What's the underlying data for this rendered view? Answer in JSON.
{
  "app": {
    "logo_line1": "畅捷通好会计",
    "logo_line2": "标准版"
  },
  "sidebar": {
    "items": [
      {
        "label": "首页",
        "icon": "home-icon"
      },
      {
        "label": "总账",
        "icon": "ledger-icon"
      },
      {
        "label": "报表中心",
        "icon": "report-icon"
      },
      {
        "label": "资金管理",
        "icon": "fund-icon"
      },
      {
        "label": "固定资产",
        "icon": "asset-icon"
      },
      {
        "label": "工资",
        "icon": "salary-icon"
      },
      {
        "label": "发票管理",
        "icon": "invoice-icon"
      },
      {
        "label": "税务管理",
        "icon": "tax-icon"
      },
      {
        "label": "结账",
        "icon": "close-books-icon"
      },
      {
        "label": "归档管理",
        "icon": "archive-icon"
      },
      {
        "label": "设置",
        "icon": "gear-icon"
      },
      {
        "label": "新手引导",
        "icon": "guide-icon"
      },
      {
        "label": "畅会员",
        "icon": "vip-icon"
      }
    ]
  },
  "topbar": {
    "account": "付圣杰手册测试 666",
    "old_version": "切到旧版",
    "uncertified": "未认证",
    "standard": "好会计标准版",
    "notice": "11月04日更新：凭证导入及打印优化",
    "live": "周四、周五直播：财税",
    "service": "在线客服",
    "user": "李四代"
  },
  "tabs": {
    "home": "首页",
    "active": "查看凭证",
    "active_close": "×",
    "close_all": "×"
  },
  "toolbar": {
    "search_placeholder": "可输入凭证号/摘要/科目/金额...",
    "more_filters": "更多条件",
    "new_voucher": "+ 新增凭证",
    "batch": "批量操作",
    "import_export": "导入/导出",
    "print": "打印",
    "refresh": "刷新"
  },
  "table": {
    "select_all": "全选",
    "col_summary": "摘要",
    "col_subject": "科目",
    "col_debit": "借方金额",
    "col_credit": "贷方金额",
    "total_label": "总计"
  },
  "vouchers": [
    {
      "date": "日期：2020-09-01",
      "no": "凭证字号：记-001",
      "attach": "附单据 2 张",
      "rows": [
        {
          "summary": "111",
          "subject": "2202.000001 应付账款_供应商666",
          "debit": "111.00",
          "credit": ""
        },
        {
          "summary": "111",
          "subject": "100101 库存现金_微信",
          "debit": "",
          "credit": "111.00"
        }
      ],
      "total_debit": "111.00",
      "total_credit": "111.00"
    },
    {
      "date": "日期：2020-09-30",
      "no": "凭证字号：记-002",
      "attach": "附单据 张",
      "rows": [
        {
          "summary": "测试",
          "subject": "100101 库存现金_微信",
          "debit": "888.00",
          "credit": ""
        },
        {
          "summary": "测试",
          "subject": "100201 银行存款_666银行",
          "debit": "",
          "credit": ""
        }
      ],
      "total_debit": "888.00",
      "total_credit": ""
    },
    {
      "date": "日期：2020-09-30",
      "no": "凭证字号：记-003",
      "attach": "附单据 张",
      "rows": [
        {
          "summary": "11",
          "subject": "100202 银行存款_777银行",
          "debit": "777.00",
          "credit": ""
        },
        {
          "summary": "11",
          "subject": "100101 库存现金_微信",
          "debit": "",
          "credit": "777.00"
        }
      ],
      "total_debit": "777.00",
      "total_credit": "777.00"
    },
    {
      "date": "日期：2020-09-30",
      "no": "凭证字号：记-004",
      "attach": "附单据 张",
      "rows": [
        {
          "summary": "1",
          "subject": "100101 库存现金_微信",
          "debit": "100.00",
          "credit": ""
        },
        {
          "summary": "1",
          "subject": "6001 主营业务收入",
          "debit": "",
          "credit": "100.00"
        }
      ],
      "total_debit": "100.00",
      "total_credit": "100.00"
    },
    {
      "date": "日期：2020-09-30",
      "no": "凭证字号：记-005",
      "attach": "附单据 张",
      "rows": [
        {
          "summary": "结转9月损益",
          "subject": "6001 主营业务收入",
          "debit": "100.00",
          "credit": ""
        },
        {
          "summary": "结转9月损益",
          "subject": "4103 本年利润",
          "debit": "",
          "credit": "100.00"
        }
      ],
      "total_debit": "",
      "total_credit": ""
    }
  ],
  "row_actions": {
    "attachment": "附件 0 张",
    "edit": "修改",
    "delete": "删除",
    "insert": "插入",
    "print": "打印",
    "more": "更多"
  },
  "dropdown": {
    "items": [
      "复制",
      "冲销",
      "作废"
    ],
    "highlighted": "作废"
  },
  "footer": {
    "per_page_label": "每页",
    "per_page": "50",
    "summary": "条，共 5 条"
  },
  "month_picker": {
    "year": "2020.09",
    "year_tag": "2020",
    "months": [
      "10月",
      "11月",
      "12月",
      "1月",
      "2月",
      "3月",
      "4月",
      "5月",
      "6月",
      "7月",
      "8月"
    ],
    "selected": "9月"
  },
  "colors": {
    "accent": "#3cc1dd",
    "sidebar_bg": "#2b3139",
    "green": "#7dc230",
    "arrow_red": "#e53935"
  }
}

--

Retype the data exactly as given.

_Solution for this task:_
What's the underlying data for this rendered view? Answer in JSON.
{
  "app": {
    "logo_line1": "畅捷通好会计",
    "logo_line2": "标准版"
  },
  "sidebar": {
    "items": [
      {
        "label": "首页",
        "icon": "home-icon"
      },
      {
        "label": "总账",
        "icon": "ledger-icon"
      },
      {
        "label": "报表中心",
        "icon": "report-icon"
      },
      {
        "label": "资金管理",
        "icon": "fund-icon"
      },
      {
        "label": "固定资产",
        "icon": "asset-icon"
      },
      {
        "label": "工资",
        "icon": "salary-icon"
      },
      {
        "label": "发票管理",
        "icon": "invoice-icon"
      },
      {
        "label": "税务管理",
        "icon": "tax-icon"
      },
      {
        "label": "结账",
        "icon": "close-books-icon"
      },
      {
        "label": "归档管理",
        "icon": "archive-icon"
      },
      {
        "label": "设置",
        "icon": "gear-icon"
      },
      {
        "label": "新手引导",
        "icon": "guide-icon"
      },
      {
        "label": "畅会员",
        "icon": "vip-icon"
      }
    ]
  },
  "topbar": {
    "account": "付圣杰手册测试 666",
    "old_version": "切到旧版",
    "uncertified": "未认证",
    "standard": "好会计标准版",
    "notice": "11月04日更新：凭证导入及打印优化",
    "live": "周四、周五直播：财税",
    "service": "在线客服",
    "user": "李四代"
  },
  "tabs": {
    "home": "首页",
    "active": "查看凭证",
    "active_close": "×",
    "close_all": "×"
  },
  "toolbar": {
    "search_placeholder": "可输入凭证号/摘要/科目/金额...",
    "more_filters": "更多条件",
    "new_voucher": "+ 新增凭证",
    "batch": "批量操作",
    "import_export": "导入/导出",
    "print": "打印",
    "refresh": "刷新"
  },
  "table": {
    "select_all": "全选",
    "col_summary": "摘要",
    "col_subject": "科目",
    "col_debit": "借方金额",
    "col_credit": "贷方金额",
    "total_label": "总计"
  },
  "vouchers": [
    {
      "date": "日期：2020-09-01",
      "no": "凭证字号：记-001",
      "attach": "附单据 2 张",
      "rows": [
        {
          "summary": "111",
          "subject": "2202.000001 应付账款_供应商666",
          "debit": "111.00",
          "credit": ""
        },
        {
          "summary": "111",
          "subject": "100101 库存现金_微信",
          "debit": "",
          "credit": "111.00"
        }
      ],
      "total_debit": "111.00",
      "total_credit": "111.00"
    },
    {
      "date": "日期：2020-09-30",
      "no": "凭证字号：记-002",
      "attach": "附单据 张",
      "rows": [
        {
          "summary": "测试",
          "subject": "100101 库存现金_微信",
          "debit": "888.00",
          "credit": ""
        },
        {
          "summary": "测试",
          "subject": "100201 银行存款_666银行",
          "debit": "",
          "credit": ""
        }
      ],
      "total_debit": "888.00",
      "total_credit": ""
    },
    {
      "date": "日期：2020-09-30",
      "no": "凭证字号：记-003",
      "attach": "附单据 张",
      "rows": [
        {
          "summary": "11",
          "subject": "100202 银行存款_777银行",
          "debit": "777.00",
          "credit": ""
        },
        {
          "summary": "11",
          "subject": "100101 库存现金_微信",
          "debit": "",
          "credit": "777.00"
        }
      ],
      "total_debit": "777.00",
      "total_credit": "777.00"
    },
    {
      "date": "日期：2020-09-30",
      "no": "凭证字号：记-004",
      "attach": "附单据 张",
      "rows": [
        {
          "summary": "1",
          "subject": "100101 库存现金_微信",
          "debit": "100.00",
          "credit": ""
        },
        {
          "summary": "1",
          "subject": "6001 主营业务收入",
          "debit": "",
          "credit": "100.00"
        }
      ],
      "total_debit": "100.00",
      "total_credit": "100.00"
    },
    {
      "date": "日期：2020-09-30",
      "no": "凭证字号：记-005",
      "attach": "附单据 张",
      "rows": [
        {
          "summary": "结转9月损益",
          "subject": "6001 主营业务收入",
          "debit": "100.00",
          "credit": ""
        },
        {
          "summary": "结转9月损益",
          "subject": "4103 本年利润",
          "debit": "",
          "credit": "100.00"
        }
      ],
      "total_debit": "",
      "total_credit": ""
    }
  ],
  "row_actions": {
    "attachment": "附件 0 张",
    "edit": "修改",
    "delete": "删除",
    "insert": "插入",
    "print": "打印",
    "more": "更多"
  },
  "dropdown": {
    "items": [
      "复制",
      "冲销",
      "作废"
    ],
    "highlighted": "作废"
  },
  "footer": {
    "per_page_label": "每页",
    "per_page": "50",
    "summary": "条，共 5 条"
  },
  "month_picker": {
    "year": "2020.09",
    "year_tag": "2020",
    "months": [
      "10月",
      "11月",
      "12月",
      "1月",
      "2月",
      "3月",
      "4月",
      "5月",
      "6月",
      "7月",
      "8月"
    ],
    "selected": "9月"
  },
  "colors": {
    "accent": "#3cc1dd",
    "sidebar_bg": "#2b3139",
    "green": "#7dc230",
    "arrow_red": "#e53935"
  }
}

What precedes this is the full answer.